Task description: From the line containing "Output the text content of this document." through the last line of the entries, output the text exactly. Pictures stay out.

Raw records
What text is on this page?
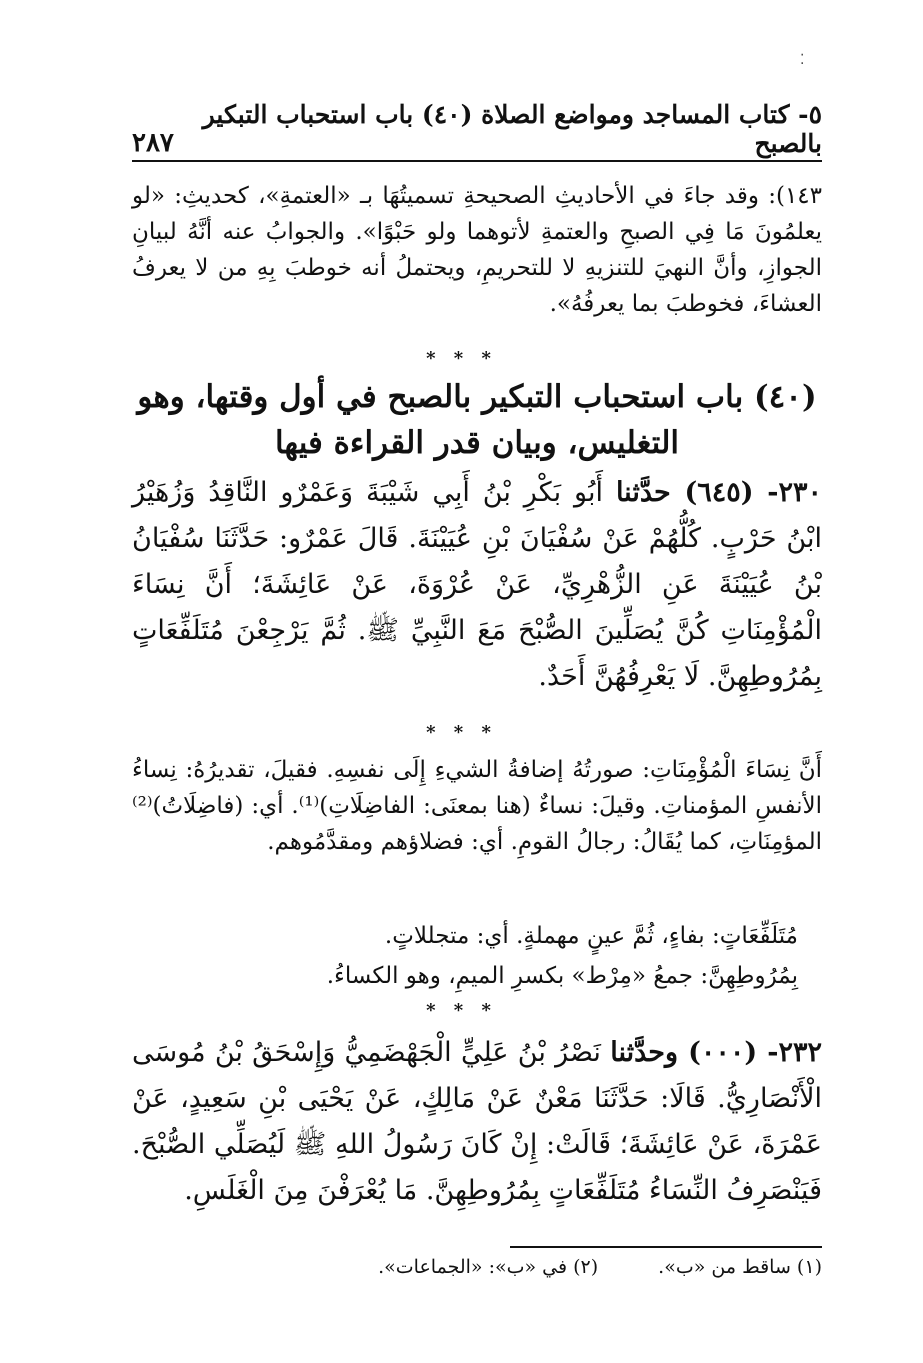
⁚
٥- كتاب المساجد ومواضع الصلاة (٤٠) باب استحباب التبكير بالصبح
٢٨٧
١٤٣): وقد جاءَ في الأحاديثِ الصحيحةِ تسميتُهَا بـ «العتمةِ»، كحديثِ: «لو يعلمُونَ مَا فِي الصبحِ والعتمةِ لأتوهما ولو حَبْوًا». والجوابُ عنه أنَّهُ لبيانِ الجوازِ، وأنَّ النهيَ للتنزيهِ لا للتحريمِ، ويحتملُ أنه خوطبَ بِهِ من لا يعرفُ العشاءَ، فخوطبَ بما يعرفُهُ».
* * *
(٤٠) باب استحباب التبكير بالصبح في أول وقتها، وهو
التغليس، وبيان قدر القراءة فيها
٢٣٠- (٦٤٥) حدَّثنا أَبُو بَكْرِ بْنُ أَبِي شَيْبَةَ وَعَمْرٌو النَّاقِدُ وَزُهَيْرُ ابْنُ حَرْبٍ. كُلُّهُمْ عَنْ سُفْيَانَ بْنِ عُيَيْنَةَ. قَالَ عَمْرٌو: حَدَّثَنَا سُفْيَانُ بْنُ عُيَيْنَةَ عَنِ الزُّهْرِيِّ، عَنْ عُرْوَةَ، عَنْ عَائِشَةَ؛ أَنَّ نِسَاءَ الْمُؤْمِنَاتِ كُنَّ يُصَلِّينَ الصُّبْحَ مَعَ النَّبِيِّ ﷺ. ثُمَّ يَرْجِعْنَ مُتَلَفِّعَاتٍ بِمُرُوطِهِنَّ. لَا يَعْرِفُهُنَّ أَحَدٌ.
* * *
أَنَّ نِسَاءَ الْمُؤْمِنَاتِ: صورتُهُ إضافةُ الشيءِ إِلَى نفسِهِ. فقيلَ، تقديرُهُ: نِساءُ الأنفسِ المؤمناتِ. وقيلَ: نساءٌ (هنا بمعنَى: الفاضِلَاتِ)⁽¹⁾. أي: (فاضِلَاتُ)⁽²⁾ المؤمِنَاتِ، كما يُقَالُ: رجالُ القومِ. أي: فضلاؤهم ومقدَّمُوهم.
مُتَلَفِّعَاتٍ: بفاءٍ، ثُمَّ عينٍ مهملةٍ. أي: متجللاتٍ.
بِمُرُوطِهِنَّ: جمعُ «مِرْط» بكسرِ الميمِ، وهو الكساءُ.
* * *
٢٣٢- (٠٠٠) وحدَّثنا نَصْرُ بْنُ عَلِيٍّ الْجَهْضَمِيُّ وَإِسْحَقُ بْنُ مُوسَى الْأَنْصَارِيُّ. قَالَا: حَدَّثَنَا مَعْنٌ عَنْ مَالِكٍ، عَنْ يَحْيَى بْنِ سَعِيدٍ، عَنْ عَمْرَةَ، عَنْ عَائِشَةَ؛ قَالَتْ: إِنْ كَانَ رَسُولُ اللهِ ﷺ لَيُصَلِّي الصُّبْحَ. فَيَنْصَرِفُ النِّسَاءُ مُتَلَفِّعَاتٍ بِمُرُوطِهِنَّ. مَا يُعْرَفْنَ مِنَ الْغَلَسِ.
(١) ساقط من «ب».
(٢) في «ب»: «الجماعات».
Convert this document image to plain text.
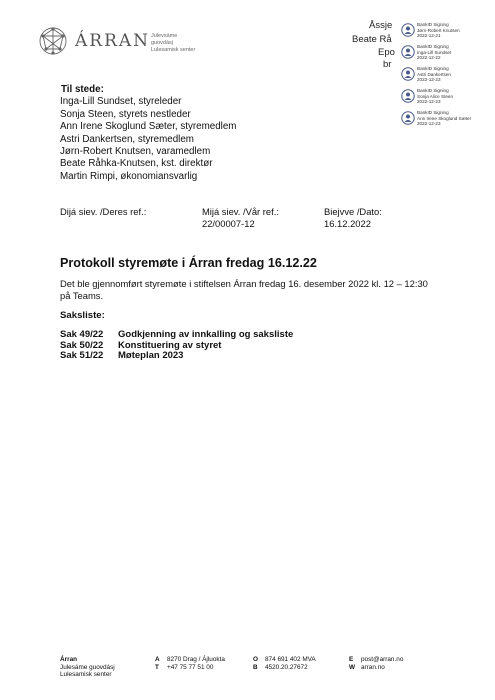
ÁRRAN Julevsáme guovdásj
Lulesamisk senter
Åssje
Beate Rå
Epo
br
BankID Signing
Jørn-Robert Knutsen
2022-12-21
BankID Signing
Inga-Lill Sundset
2022-12-22
BankID Signing
Astri Dankertsen
2022-12-23
BankID Signing
Sonja Alice Steen
2022-12-23
BankID Signing
Ann Irene Skoglund Sæter
2022-12-23
Til stede:
Inga-Lill Sundset, styreleder
Sonja Steen, styrets nestleder
Ann Irene Skoglund Sæter, styremedlem
Astri Dankertsen, styremedlem
Jørn-Robert Knutsen, varamedlem
Beate Råhka-Knutsen, kst. direktør
Martin Rimpi, økonomiansvarlig
Dijá siev. /Deres ref.:	Mijá siev. /Vår ref.:
22/00007-12
Biejvve /Dato:
16.12.2022
Protokoll styremøte i Árran fredag 16.12.22
Det ble gjennomført styremøte i stiftelsen Árran fredag 16. desember 2022 kl. 12 – 12:30 på Teams.
Saksliste:
Sak 49/22 Godkjenning av innkalling og saksliste
Sak 50/22 Konstituering av styret
Sak 51/22 Møteplan 2023
Árran
Julesáme guovdásj
Lulesamisk senter
A 8270 Drag / Ájluokta
T +47 75 77 51 00
O 874 691 402 MVA
B 4520.20.27672
E post@arran.no
W arran.no
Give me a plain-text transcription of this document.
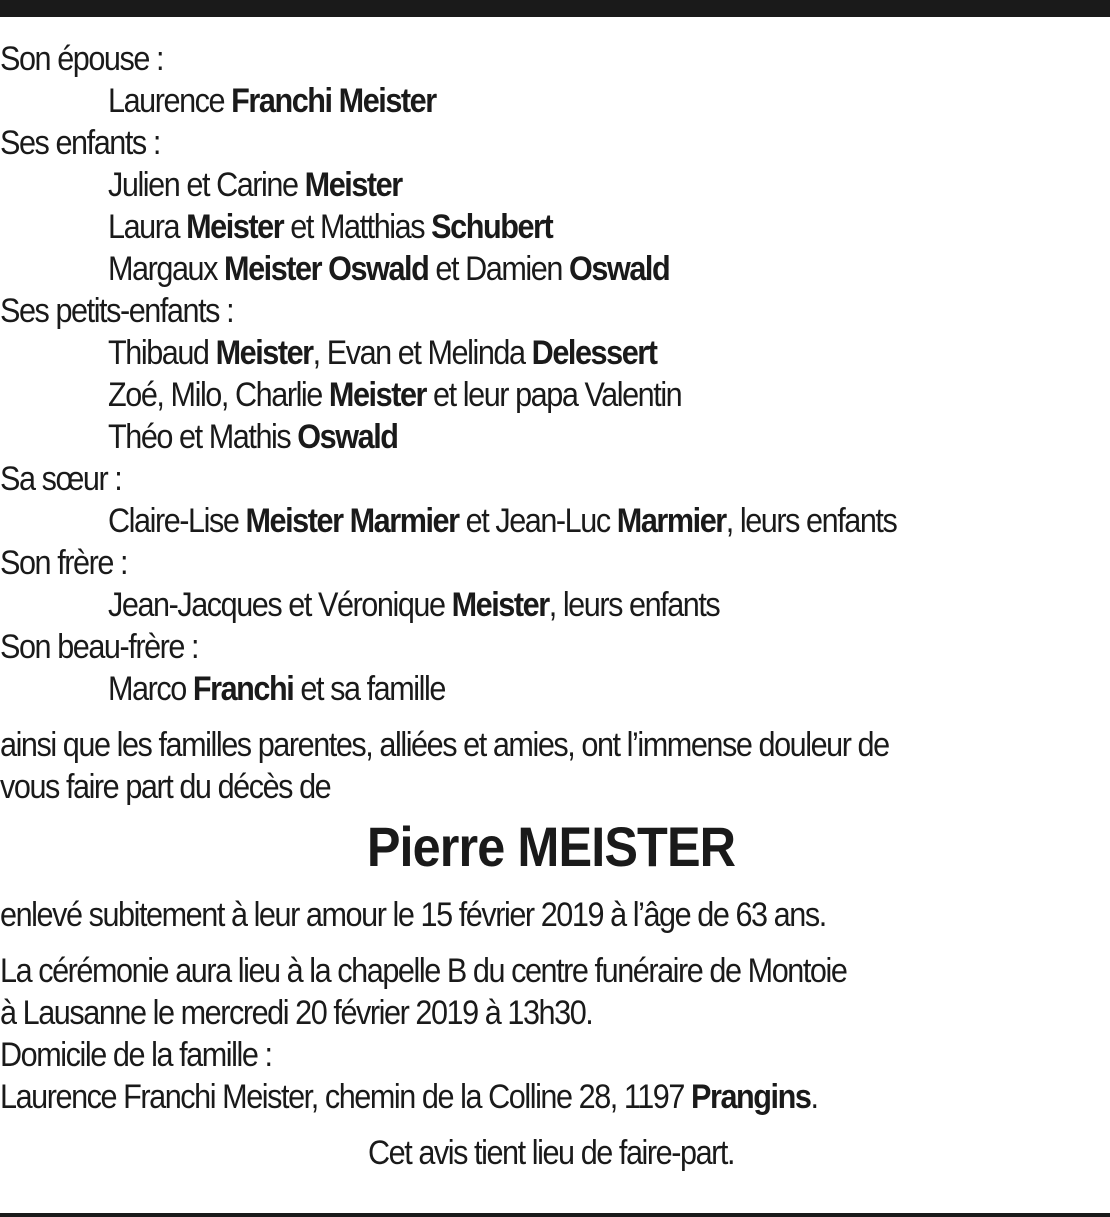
Son épouse :
Laurence Franchi Meister
Ses enfants :
Julien et Carine Meister
Laura Meister et Matthias Schubert
Margaux Meister Oswald et Damien Oswald
Ses petits-enfants :
Thibaud Meister, Evan et Melinda Delessert
Zoé, Milo, Charlie Meister et leur papa Valentin
Théo et Mathis Oswald
Sa sœur :
Claire-Lise Meister Marmier et Jean-Luc Marmier, leurs enfants
Son frère :
Jean-Jacques et Véronique Meister, leurs enfants
Son beau-frère :
Marco Franchi et sa famille
ainsi que les familles parentes, alliées et amies, ont l’immense douleur de
vous faire part du décès de
Pierre MEISTER
enlevé subitement à leur amour le 15 février 2019 à l’âge de 63 ans.
La cérémonie aura lieu à la chapelle B du centre funéraire de Montoie
à Lausanne le mercredi 20 février 2019 à 13h30.
Domicile de la famille :
Laurence Franchi Meister, chemin de la Colline 28, 1197 Prangins.
Cet avis tient lieu de faire-part.
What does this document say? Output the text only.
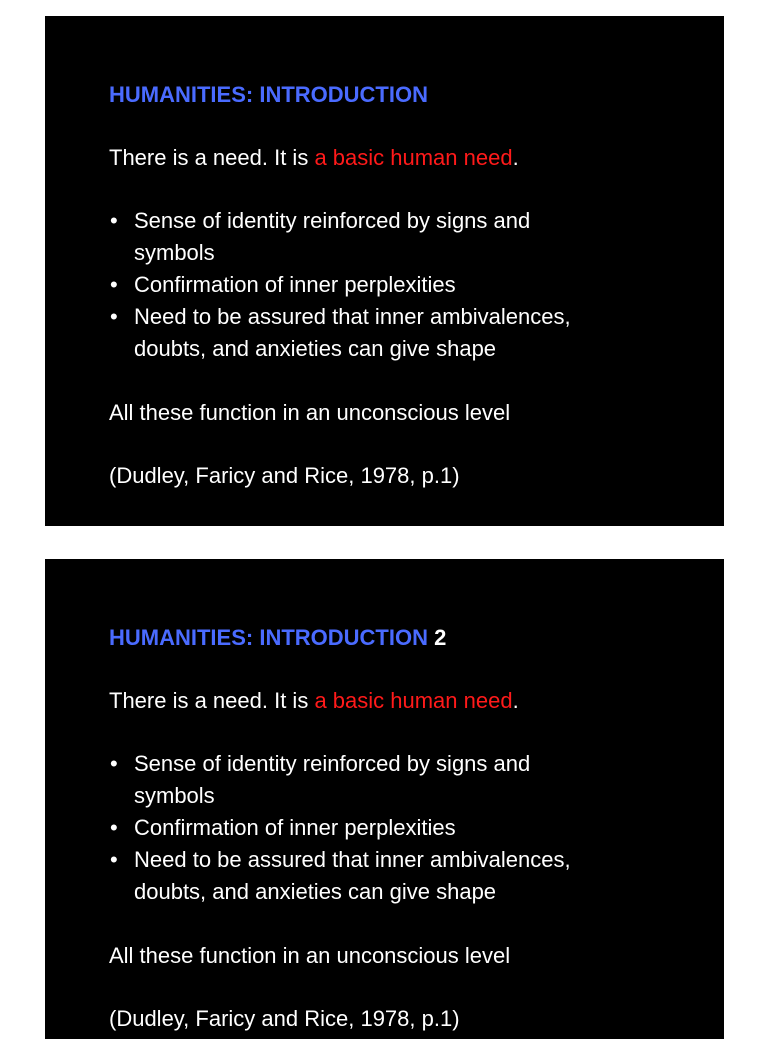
HUMANITIES: INTRODUCTION
There is a need. It is a basic human need.
• Sense of identity reinforced by signs and
symbols
• Confirmation of inner perplexities
• Need to be assured that inner ambivalences,
doubts, and anxieties can give shape
All these function in an unconscious level
(Dudley, Faricy and Rice, 1978, p.1)
HUMANITIES: INTRODUCTION 2
There is a need. It is a basic human need.
• Sense of identity reinforced by signs and
symbols
• Confirmation of inner perplexities
• Need to be assured that inner ambivalences,
doubts, and anxieties can give shape
All these function in an unconscious level
(Dudley, Faricy and Rice, 1978, p.1)
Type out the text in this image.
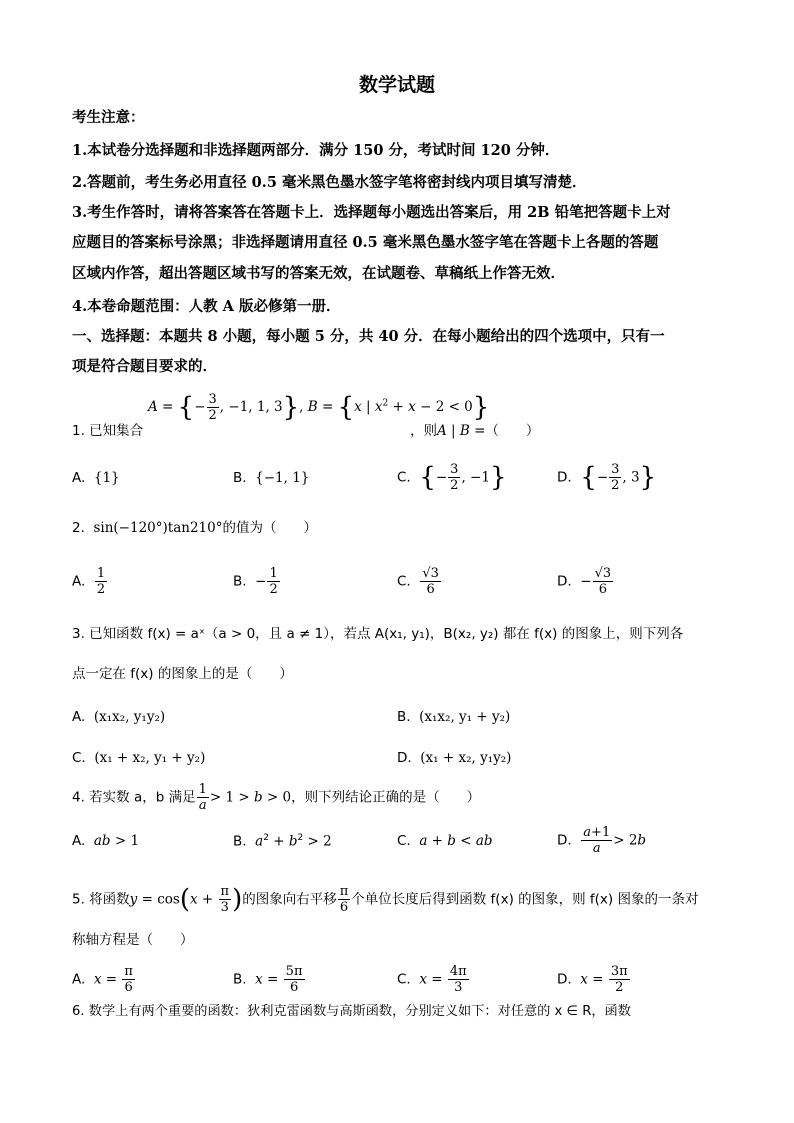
数学试题
考生注意：
1.本试卷分选择题和非选择题两部分．满分 150 分，考试时间 120 分钟．
2.答题前，考生务必用直径 0.5 毫米黑色墨水签字笔将密封线内项目填写清楚．
3.考生作答时，请将答案答在答题卡上．选择题每小题选出答案后，用 2B 铅笔把答题卡上对
应题目的答案标号涂黑；非选择题请用直径 0.5 毫米黑色墨水签字笔在答题卡上各题的答题
区域内作答，超出答题区域书写的答案无效，在试题卷、草稿纸上作答无效．
4.本卷命题范围：人教 A 版必修第一册．
一、选择题：本题共 8 小题，每小题 5 分，共 40 分．在每小题给出的四个选项中，只有一
项是符合题目要求的．
1. 已知集合
A = {− $\frac{3}{2}$ , −1, 1, 3}, B = {x | $x^2 + x - 2 < 0$}
，则A | B =（　　）
A.  {1}	B.  {−1, 1}	C.  {− $\frac{3}{2}$ , −1}	D.  {− $\frac{3}{2}$ , 3}
2.  sin(−120°)tan210°的值为（　　）
A. $\frac{1}{2}$	B.  − $\frac{1}{2}$	C. $\frac{√3}{6}$	D.  − $\frac{√3}{6}$
3. 已知函数 f(x) = aˣ（a > 0，且 a ≠ 1），若点 A(x₁, y₁)，B(x₂, y₂) 都在 f(x) 的图象上，则下列各
点一定在 f(x) 的图象上的是（　　）
A.  (x₁x₂, y₁y₂)	B.  (x₁x₂, y₁ + y₂)
C.  (x₁ + x₂, y₁ + y₂)	D.  (x₁ + x₂, y₁y₂)
4. 若实数 a，b 满足 $\frac{1}{a} > 1 > b > 0$，则下列结论正确的是（　　）
A.  ab > 1	B.  $a^2 + b^2 > 2$	C.  a + b < ab	D. $\frac{a+1}{a} > 2b$
5. 将函数$y = \cos(x + \frac{\pi}{3}$ )的图象向右平移 $\frac{\pi}{6}$ 个单位长度后得到函数 f(x) 的图象，则 f(x) 图象的一条对
称轴方程是（　　）
A.  $x = \frac{\pi}{6}$	B.  $x = \frac{5\pi}{6}$	C.  $x = \frac{4\pi}{3}$	D.  $x = \frac{3\pi}{2}$
6. 数学上有两个重要的函数：狄利克雷函数与高斯函数，分别定义如下：对任意的 x ∈ R，函数
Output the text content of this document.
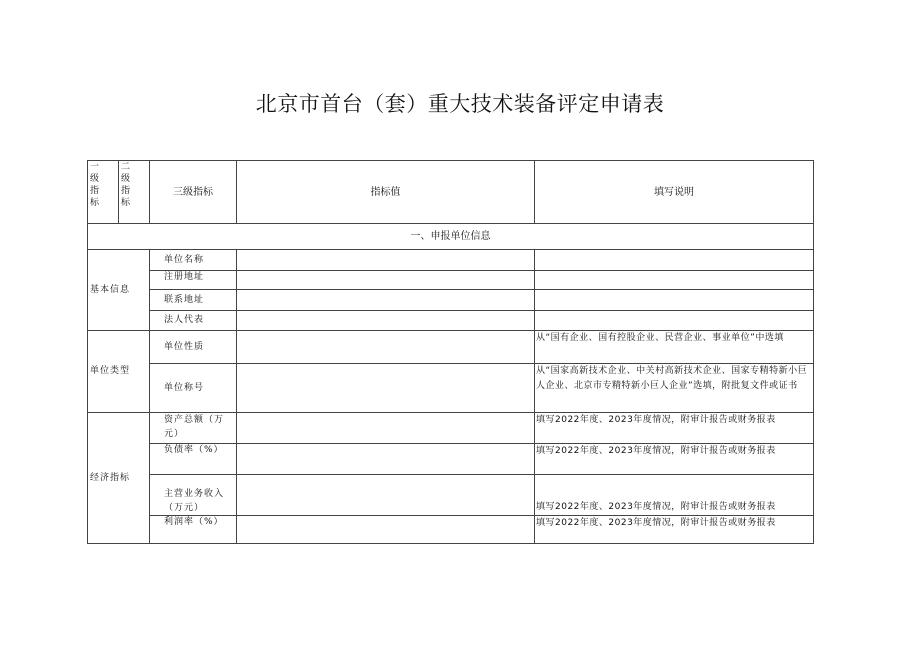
北京市首台（套）重大技术装备评定申请表
一级指标	二级指标	三级指标	指标值	填写说明
一、申报单位信息				
基本信息		单位名称		
		注册地址		
		联系地址		
		法人代表		
单位类型		单位性质		从“国有企业、国有控股企业、民营企业、事业单位”中选填
		单位称号		从“国家高新技术企业、中关村高新技术企业、国家专精特新小巨人企业、北京市专精特新小巨人企业”选填，附批复文件或证书
经济指标		资产总额（万元）		填写2022年度、2023年度情况，附审计报告或财务报表
		负债率（%）		填写2022年度、2023年度情况，附审计报告或财务报表
		主营业务收入（万元）		填写2022年度、2023年度情况，附审计报告或财务报表
		利润率（%）		填写2022年度、2023年度情况，附审计报告或财务报表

Finished exercise:
Output the text content of this document.
北京市首台（套）重大技术装备评定申请表
一级指标	二级指标	三级指标	指标值	填写说明
一、申报单位信息				
基本信息		单位名称		
		注册地址		
		联系地址		
		法人代表		
单位类型		单位性质		从“国有企业、国有控股企业、民营企业、事业单位”中选填
		单位称号		从“国家高新技术企业、中关村高新技术企业、国家专精特新小巨人企业、北京市专精特新小巨人企业”选填，附批复文件或证书
经济指标		资产总额（万元）		填写2022年度、2023年度情况，附审计报告或财务报表
		负债率（%）		填写2022年度、2023年度情况，附审计报告或财务报表
		主营业务收入（万元）		填写2022年度、2023年度情况，附审计报告或财务报表
		利润率（%）		填写2022年度、2023年度情况，附审计报告或财务报表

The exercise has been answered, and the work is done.